## Written instruction:
Copy only what runs from the line containing "What text is on this page?" through the end of the material below, line for line, with both ends included.

## Some records:
━━━━━━━━━━

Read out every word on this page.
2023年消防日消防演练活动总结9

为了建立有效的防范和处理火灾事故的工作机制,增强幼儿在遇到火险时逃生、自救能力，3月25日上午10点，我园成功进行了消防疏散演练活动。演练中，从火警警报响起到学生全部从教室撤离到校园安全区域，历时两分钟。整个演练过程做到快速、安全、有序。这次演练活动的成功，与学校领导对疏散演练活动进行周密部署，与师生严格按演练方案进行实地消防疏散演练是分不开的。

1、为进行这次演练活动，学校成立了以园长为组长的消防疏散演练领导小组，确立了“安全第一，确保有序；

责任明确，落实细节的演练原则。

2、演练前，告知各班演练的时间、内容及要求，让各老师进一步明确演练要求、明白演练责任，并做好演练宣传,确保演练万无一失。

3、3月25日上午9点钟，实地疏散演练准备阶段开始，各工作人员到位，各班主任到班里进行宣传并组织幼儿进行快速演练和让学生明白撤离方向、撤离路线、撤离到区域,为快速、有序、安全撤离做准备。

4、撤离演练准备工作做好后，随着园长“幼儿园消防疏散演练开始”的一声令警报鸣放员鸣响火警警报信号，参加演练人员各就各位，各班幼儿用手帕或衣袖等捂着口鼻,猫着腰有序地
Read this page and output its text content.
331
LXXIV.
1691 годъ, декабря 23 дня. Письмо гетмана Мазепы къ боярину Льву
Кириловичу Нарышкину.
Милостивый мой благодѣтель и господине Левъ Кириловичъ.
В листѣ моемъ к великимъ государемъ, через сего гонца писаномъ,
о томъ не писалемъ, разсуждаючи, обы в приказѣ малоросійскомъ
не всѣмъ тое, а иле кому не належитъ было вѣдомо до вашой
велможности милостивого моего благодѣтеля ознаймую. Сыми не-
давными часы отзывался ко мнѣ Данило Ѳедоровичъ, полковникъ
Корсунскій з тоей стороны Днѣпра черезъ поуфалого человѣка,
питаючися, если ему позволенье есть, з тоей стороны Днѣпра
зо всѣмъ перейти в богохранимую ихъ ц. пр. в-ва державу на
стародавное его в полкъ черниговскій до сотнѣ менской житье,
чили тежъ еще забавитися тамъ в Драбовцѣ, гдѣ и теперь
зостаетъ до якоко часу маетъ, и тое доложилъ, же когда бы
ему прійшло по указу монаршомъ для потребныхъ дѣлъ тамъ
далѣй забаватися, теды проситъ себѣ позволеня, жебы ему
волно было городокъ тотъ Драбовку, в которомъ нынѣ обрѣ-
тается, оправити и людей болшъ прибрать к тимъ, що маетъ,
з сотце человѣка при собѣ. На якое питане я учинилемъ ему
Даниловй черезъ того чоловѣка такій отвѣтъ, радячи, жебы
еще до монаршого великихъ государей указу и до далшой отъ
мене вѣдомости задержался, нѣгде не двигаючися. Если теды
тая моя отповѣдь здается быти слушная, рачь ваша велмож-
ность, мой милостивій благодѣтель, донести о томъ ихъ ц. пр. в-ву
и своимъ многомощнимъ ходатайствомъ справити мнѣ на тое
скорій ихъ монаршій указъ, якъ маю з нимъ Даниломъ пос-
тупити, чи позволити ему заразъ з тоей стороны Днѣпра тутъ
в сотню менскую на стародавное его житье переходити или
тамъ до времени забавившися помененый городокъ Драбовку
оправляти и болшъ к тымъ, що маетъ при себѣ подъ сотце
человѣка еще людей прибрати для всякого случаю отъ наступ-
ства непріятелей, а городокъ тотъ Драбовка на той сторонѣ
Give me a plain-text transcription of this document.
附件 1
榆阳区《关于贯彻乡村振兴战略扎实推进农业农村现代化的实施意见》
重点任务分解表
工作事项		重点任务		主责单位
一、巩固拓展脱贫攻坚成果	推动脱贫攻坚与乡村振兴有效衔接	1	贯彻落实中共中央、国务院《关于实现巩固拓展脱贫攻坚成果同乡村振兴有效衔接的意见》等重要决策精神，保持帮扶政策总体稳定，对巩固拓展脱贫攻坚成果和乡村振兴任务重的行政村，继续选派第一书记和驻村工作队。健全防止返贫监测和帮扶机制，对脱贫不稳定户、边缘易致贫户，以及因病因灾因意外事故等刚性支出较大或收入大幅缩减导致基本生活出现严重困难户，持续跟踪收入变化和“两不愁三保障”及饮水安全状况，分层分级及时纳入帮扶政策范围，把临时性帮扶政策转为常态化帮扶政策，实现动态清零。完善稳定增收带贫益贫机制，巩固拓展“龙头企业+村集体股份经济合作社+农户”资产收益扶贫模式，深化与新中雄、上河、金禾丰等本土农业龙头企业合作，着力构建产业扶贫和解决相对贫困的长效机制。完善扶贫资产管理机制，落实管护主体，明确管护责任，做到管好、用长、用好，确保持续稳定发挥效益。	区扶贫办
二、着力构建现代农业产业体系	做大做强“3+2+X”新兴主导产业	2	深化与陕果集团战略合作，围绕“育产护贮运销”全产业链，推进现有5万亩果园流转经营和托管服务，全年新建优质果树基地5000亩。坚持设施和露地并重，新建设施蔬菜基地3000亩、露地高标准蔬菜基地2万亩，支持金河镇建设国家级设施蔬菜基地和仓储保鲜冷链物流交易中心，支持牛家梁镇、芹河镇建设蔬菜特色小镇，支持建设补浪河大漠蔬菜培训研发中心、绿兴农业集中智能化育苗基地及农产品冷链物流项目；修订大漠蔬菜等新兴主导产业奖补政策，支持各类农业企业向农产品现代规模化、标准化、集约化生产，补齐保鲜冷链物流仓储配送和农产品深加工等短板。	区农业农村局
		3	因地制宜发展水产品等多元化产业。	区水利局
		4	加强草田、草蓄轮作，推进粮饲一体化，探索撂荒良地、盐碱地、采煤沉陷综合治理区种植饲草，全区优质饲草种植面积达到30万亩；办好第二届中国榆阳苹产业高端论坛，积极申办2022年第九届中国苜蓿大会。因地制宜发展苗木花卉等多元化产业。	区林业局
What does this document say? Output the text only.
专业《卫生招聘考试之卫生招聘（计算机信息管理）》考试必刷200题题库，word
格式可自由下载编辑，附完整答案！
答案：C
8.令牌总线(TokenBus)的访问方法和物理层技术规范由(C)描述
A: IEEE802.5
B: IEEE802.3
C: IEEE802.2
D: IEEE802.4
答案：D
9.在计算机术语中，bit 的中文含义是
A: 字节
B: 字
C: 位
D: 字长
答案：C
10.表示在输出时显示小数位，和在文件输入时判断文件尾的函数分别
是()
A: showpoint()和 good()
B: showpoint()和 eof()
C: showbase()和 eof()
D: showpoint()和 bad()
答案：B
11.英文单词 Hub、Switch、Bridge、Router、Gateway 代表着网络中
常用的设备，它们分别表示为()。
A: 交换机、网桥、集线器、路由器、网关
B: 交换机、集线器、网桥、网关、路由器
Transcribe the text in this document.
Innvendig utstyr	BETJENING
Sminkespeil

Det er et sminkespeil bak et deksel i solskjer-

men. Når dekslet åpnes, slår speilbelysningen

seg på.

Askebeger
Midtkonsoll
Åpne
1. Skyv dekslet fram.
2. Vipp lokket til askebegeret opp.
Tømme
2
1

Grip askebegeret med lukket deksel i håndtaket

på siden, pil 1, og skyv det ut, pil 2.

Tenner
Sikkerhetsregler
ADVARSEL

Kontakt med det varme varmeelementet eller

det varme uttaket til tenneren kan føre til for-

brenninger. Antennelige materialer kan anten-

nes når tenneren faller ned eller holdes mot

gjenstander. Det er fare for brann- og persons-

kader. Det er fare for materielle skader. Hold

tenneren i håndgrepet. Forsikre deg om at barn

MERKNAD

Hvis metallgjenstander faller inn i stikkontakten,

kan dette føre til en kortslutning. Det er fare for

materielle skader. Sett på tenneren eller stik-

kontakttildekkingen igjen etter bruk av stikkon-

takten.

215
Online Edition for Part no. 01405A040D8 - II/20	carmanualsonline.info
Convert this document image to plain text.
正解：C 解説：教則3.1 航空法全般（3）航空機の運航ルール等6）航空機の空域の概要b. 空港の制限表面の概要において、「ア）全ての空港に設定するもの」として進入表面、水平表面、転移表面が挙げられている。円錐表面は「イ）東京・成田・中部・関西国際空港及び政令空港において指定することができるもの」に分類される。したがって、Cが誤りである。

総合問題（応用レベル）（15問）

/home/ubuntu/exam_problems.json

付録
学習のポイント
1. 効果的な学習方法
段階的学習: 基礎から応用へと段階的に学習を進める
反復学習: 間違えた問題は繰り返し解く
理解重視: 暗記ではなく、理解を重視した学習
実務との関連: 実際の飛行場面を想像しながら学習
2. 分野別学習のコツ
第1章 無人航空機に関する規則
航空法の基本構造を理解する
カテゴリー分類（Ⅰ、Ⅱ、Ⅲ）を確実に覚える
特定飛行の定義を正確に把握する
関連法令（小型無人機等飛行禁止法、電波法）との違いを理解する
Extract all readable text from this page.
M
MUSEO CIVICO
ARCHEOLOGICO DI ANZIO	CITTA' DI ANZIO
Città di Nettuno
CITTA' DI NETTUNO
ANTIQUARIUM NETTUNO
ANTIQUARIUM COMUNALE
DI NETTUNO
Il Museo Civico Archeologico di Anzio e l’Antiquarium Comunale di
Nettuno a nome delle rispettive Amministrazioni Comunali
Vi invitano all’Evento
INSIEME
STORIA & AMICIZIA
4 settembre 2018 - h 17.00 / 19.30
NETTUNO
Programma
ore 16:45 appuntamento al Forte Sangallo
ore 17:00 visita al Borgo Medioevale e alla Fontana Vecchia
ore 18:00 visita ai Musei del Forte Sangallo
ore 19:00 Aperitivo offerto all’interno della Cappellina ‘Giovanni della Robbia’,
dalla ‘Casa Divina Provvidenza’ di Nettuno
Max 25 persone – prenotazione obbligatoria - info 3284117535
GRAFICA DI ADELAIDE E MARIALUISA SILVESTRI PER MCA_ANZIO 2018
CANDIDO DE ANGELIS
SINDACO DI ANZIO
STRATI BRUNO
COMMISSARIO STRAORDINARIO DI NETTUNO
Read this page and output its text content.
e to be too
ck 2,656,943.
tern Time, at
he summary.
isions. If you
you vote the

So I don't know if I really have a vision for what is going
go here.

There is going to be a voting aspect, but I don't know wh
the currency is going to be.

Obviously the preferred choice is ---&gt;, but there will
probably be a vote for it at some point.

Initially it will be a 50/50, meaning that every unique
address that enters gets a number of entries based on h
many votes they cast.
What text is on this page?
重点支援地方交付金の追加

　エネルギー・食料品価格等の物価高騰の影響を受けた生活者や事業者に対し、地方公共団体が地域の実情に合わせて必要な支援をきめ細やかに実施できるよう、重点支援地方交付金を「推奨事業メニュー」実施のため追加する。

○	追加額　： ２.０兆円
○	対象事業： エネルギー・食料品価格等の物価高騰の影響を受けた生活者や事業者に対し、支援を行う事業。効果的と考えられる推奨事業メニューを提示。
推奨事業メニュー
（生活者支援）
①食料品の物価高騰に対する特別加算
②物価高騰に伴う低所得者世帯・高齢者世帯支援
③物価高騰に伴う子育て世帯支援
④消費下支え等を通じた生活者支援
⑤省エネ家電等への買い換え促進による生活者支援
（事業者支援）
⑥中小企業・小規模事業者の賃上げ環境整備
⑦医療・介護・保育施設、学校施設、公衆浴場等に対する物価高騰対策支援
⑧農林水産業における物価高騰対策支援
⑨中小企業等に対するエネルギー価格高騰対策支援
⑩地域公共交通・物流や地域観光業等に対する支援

━━━━━━━━━━

## Exercise output:
What text is on this page?
重点支援地方交付金の追加

　エネルギー・食料品価格等の物価高騰の影響を受けた生活者や事業者に対し、地方公共団体が地域の実情に合わせて必要な支援をきめ細やかに実施できるよう、重点支援地方交付金を「推奨事業メニュー」実施のため追加する。

○	追加額　： ２.０兆円
○	対象事業： エネルギー・食料品価格等の物価高騰の影響を受けた生活者や事業者に対し、支援を行う事業。効果的と考えられる推奨事業メニューを提示。
推奨事業メニュー
（生活者支援）
①食料品の物価高騰に対する特別加算
②物価高騰に伴う低所得者世帯・高齢者世帯支援
③物価高騰に伴う子育て世帯支援
④消費下支え等を通じた生活者支援
⑤省エネ家電等への買い換え促進による生活者支援
（事業者支援）
⑥中小企業・小規模事業者の賃上げ環境整備
⑦医療・介護・保育施設、学校施設、公衆浴場等に対する物価高騰対策支援
⑧農林水産業における物価高騰対策支援
⑨中小企業等に対するエネルギー価格高騰対策支援
⑩地域公共交通・物流や地域観光業等に対する支援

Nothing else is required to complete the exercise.